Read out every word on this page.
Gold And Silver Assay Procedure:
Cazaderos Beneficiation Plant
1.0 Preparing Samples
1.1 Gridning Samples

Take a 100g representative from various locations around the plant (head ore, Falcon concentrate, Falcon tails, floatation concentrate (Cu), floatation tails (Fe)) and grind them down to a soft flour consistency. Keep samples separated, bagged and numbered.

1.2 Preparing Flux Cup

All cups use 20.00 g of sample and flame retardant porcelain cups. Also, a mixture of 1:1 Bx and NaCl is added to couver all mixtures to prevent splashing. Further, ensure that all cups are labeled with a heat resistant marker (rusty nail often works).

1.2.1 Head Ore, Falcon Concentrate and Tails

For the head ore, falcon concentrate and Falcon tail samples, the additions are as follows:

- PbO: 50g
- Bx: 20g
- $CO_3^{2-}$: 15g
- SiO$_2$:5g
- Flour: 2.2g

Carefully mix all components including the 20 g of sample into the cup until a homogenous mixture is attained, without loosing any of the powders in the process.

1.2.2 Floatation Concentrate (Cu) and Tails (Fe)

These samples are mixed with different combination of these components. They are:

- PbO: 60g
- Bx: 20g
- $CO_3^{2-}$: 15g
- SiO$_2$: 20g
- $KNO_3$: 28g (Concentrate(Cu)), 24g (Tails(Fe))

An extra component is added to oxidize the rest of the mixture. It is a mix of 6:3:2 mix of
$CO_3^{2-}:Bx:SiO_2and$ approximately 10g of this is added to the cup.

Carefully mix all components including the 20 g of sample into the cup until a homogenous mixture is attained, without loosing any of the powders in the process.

* * * *

• **TASK TO COMPLETE**
Transcribe every record above word for word.

• **EXERCISE SOLUTION**
Read out every word on this page.
Gold And Silver Assay Procedure:
Cazaderos Beneficiation Plant
1.0 Preparing Samples
1.1 Gridning Samples

Take a 100g representative from various locations around the plant (head ore, Falcon concentrate, Falcon tails, floatation concentrate (Cu), floatation tails (Fe)) and grind them down to a soft flour consistency. Keep samples separated, bagged and numbered.

1.2 Preparing Flux Cup

All cups use 20.00 g of sample and flame retardant porcelain cups. Also, a mixture of 1:1 Bx and NaCl is added to couver all mixtures to prevent splashing. Further, ensure that all cups are labeled with a heat resistant marker (rusty nail often works).

1.2.1 Head Ore, Falcon Concentrate and Tails

For the head ore, falcon concentrate and Falcon tail samples, the additions are as follows:

- PbO: 50g
- Bx: 20g
- $CO_3^{2-}$: 15g
- SiO$_2$:5g
- Flour: 2.2g

Carefully mix all components including the 20 g of sample into the cup until a homogenous mixture is attained, without loosing any of the powders in the process.

1.2.2 Floatation Concentrate (Cu) and Tails (Fe)

These samples are mixed with different combination of these components. They are:

- PbO: 60g
- Bx: 20g
- $CO_3^{2-}$: 15g
- SiO$_2$: 20g
- $KNO_3$: 28g (Concentrate(Cu)), 24g (Tails(Fe))

An extra component is added to oxidize the rest of the mixture. It is a mix of 6:3:2 mix of
$CO_3^{2-}:Bx:SiO_2and$ approximately 10g of this is added to the cup.

Carefully mix all components including the 20 g of sample into the cup until a homogenous mixture is attained, without loosing any of the powders in the process.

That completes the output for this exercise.